- What is required: The data below must be copied in full and without any change.

Collected data entries:
________

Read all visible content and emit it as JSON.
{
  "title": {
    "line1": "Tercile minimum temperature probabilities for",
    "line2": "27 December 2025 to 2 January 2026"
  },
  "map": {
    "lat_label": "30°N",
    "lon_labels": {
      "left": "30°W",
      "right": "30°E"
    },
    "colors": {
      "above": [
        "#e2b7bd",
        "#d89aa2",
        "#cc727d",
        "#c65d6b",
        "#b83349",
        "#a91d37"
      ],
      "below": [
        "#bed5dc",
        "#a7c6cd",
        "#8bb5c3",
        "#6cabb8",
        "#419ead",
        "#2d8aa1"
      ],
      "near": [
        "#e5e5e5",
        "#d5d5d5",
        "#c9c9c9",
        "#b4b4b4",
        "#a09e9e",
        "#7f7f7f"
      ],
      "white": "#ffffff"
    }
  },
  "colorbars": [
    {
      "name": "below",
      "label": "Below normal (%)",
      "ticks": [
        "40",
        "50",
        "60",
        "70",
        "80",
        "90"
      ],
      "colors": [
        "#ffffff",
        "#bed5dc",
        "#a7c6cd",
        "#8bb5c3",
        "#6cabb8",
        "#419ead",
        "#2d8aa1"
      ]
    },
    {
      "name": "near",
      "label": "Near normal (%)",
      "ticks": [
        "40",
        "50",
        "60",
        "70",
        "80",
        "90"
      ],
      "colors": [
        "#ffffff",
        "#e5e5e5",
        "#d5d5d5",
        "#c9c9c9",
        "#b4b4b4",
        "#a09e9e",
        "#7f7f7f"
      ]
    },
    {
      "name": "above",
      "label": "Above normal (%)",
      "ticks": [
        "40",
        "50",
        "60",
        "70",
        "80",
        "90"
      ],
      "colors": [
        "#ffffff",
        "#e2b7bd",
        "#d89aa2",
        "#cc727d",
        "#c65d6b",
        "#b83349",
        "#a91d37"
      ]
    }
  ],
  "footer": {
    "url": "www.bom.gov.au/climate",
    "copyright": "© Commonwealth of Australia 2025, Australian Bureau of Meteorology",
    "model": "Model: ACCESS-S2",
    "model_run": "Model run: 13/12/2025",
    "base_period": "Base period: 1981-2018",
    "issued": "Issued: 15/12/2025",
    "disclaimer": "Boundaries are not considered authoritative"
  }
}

________

- Exercise response:
Read all visible content and emit it as JSON.
{
  "title": {
    "line1": "Tercile minimum temperature probabilities for",
    "line2": "27 December 2025 to 2 January 2026"
  },
  "map": {
    "lat_label": "30°N",
    "lon_labels": {
      "left": "30°W",
      "right": "30°E"
    },
    "colors": {
      "above": [
        "#e2b7bd",
        "#d89aa2",
        "#cc727d",
        "#c65d6b",
        "#b83349",
        "#a91d37"
      ],
      "below": [
        "#bed5dc",
        "#a7c6cd",
        "#8bb5c3",
        "#6cabb8",
        "#419ead",
        "#2d8aa1"
      ],
      "near": [
        "#e5e5e5",
        "#d5d5d5",
        "#c9c9c9",
        "#b4b4b4",
        "#a09e9e",
        "#7f7f7f"
      ],
      "white": "#ffffff"
    }
  },
  "colorbars": [
    {
      "name": "below",
      "label": "Below normal (%)",
      "ticks": [
        "40",
        "50",
        "60",
        "70",
        "80",
        "90"
      ],
      "colors": [
        "#ffffff",
        "#bed5dc",
        "#a7c6cd",
        "#8bb5c3",
        "#6cabb8",
        "#419ead",
        "#2d8aa1"
      ]
    },
    {
      "name": "near",
      "label": "Near normal (%)",
      "ticks": [
        "40",
        "50",
        "60",
        "70",
        "80",
        "90"
      ],
      "colors": [
        "#ffffff",
        "#e5e5e5",
        "#d5d5d5",
        "#c9c9c9",
        "#b4b4b4",
        "#a09e9e",
        "#7f7f7f"
      ]
    },
    {
      "name": "above",
      "label": "Above normal (%)",
      "ticks": [
        "40",
        "50",
        "60",
        "70",
        "80",
        "90"
      ],
      "colors": [
        "#ffffff",
        "#e2b7bd",
        "#d89aa2",
        "#cc727d",
        "#c65d6b",
        "#b83349",
        "#a91d37"
      ]
    }
  ],
  "footer": {
    "url": "www.bom.gov.au/climate",
    "copyright": "© Commonwealth of Australia 2025, Australian Bureau of Meteorology",
    "model": "Model: ACCESS-S2",
    "model_run": "Model run: 13/12/2025",
    "base_period": "Base period: 1981-2018",
    "issued": "Issued: 15/12/2025",
    "disclaimer": "Boundaries are not considered authoritative"
  }
}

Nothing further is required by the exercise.